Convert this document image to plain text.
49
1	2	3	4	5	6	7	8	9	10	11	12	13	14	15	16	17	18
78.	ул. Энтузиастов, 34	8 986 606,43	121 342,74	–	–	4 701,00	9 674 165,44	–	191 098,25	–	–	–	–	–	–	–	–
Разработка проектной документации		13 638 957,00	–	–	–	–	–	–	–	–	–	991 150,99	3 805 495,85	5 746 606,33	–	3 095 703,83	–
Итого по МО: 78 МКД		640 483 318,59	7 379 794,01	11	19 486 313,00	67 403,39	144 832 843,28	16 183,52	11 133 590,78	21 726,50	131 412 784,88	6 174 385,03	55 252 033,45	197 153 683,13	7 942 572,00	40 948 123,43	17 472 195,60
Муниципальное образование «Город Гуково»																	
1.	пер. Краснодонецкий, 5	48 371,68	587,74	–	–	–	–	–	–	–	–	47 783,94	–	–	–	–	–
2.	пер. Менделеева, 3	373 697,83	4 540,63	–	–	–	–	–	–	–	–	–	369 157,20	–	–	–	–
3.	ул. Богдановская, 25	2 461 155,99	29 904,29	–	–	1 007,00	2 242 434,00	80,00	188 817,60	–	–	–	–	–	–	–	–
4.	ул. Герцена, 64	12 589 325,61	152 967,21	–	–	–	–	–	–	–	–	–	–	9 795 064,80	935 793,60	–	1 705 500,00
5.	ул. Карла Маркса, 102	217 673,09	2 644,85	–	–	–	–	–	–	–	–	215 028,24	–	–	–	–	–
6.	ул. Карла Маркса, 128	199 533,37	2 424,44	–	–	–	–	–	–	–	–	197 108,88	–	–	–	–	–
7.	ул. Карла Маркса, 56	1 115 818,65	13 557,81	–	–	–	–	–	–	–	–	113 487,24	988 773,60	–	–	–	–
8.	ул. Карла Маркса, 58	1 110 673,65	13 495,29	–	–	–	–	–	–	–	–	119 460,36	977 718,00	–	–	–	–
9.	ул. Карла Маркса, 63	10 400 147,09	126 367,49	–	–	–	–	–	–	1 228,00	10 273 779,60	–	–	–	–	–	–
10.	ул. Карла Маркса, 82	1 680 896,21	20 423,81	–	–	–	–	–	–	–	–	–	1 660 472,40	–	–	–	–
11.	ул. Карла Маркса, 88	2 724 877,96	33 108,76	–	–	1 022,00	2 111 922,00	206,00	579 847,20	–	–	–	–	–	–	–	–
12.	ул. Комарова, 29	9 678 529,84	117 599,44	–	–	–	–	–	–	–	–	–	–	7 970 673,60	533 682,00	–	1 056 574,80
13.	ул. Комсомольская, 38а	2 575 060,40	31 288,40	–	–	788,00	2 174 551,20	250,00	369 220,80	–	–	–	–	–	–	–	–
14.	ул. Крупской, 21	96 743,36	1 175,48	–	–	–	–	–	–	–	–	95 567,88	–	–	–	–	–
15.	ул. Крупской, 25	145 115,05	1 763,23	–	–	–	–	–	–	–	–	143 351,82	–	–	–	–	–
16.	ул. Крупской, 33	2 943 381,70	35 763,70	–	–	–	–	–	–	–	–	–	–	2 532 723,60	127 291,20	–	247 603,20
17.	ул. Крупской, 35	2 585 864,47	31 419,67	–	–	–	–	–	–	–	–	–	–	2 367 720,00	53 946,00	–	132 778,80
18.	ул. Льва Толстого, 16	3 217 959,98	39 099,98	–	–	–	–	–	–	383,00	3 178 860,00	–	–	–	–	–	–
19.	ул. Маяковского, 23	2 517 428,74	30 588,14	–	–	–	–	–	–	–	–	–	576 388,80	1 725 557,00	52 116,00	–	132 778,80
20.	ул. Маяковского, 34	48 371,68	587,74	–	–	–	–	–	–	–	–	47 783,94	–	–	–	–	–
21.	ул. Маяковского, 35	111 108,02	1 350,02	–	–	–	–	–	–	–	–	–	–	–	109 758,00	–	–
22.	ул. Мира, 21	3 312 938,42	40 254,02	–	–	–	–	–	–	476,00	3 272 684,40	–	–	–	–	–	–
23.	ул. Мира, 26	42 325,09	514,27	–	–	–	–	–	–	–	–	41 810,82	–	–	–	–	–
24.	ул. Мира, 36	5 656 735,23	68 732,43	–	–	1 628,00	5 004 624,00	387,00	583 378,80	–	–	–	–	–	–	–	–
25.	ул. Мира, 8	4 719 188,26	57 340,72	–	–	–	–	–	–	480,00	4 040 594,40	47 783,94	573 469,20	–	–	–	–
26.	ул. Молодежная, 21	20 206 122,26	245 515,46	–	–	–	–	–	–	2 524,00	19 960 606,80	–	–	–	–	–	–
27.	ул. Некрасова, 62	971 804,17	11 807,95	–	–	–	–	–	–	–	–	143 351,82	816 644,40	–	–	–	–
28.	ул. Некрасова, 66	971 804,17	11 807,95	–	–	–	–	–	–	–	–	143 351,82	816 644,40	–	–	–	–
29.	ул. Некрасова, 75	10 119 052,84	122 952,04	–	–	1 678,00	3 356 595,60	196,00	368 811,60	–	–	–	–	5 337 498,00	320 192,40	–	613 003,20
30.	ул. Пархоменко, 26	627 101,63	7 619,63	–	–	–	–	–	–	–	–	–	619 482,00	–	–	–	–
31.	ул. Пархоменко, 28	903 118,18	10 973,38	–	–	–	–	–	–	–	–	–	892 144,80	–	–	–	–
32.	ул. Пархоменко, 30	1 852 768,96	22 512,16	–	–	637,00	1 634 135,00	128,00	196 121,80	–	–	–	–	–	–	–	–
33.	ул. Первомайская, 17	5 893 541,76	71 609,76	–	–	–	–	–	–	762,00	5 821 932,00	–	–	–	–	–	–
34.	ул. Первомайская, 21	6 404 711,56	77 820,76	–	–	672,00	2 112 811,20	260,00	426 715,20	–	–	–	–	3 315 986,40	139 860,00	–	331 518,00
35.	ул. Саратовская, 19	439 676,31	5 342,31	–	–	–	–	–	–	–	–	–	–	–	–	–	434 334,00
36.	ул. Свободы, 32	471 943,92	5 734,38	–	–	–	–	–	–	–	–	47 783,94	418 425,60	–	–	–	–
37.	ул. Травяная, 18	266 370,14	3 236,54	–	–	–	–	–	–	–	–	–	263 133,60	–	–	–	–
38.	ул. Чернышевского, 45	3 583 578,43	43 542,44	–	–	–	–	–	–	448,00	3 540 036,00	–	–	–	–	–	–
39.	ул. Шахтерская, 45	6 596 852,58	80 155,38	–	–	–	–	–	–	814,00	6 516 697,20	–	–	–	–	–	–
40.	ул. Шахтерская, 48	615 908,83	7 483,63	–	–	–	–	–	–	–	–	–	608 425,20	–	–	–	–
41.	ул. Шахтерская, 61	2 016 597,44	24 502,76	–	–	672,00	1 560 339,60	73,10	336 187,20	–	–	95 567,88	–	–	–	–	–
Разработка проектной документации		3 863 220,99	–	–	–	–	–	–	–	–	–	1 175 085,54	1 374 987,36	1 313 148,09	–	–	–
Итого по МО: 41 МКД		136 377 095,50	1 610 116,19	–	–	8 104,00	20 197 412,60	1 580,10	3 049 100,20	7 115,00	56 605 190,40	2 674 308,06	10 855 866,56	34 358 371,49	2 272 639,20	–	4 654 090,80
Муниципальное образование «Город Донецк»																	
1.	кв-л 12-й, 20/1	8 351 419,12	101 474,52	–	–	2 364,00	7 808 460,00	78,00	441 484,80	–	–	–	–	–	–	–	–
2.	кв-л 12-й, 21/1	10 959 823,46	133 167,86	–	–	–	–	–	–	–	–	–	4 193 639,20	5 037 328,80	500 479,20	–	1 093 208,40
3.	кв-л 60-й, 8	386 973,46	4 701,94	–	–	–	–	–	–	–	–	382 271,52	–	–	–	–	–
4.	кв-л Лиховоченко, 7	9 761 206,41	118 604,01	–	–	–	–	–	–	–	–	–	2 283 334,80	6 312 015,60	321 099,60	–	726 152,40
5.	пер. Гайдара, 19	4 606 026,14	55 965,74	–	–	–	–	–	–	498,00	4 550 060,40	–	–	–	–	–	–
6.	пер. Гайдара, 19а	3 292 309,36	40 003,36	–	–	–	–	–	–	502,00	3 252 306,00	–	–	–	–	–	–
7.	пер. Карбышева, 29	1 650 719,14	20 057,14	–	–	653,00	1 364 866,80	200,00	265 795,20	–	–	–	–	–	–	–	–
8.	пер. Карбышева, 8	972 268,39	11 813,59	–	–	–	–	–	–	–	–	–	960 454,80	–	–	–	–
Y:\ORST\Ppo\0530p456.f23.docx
+ + + + + + +
**Prompt**
Each line holding "Гайдара" must be found and copied.

**Answer to this task**
5.	пер. Гайдара, 19	4 606 026,14	55 965,74	–	–	–	–	–	–	498,00	4 550 060,40	–	–	–	–	–	–
6.	пер. Гайдара, 19а	3 292 309,36	40 003,36	–	–	–	–	–	–	502,00	3 252 306,00	–	–	–	–	–	–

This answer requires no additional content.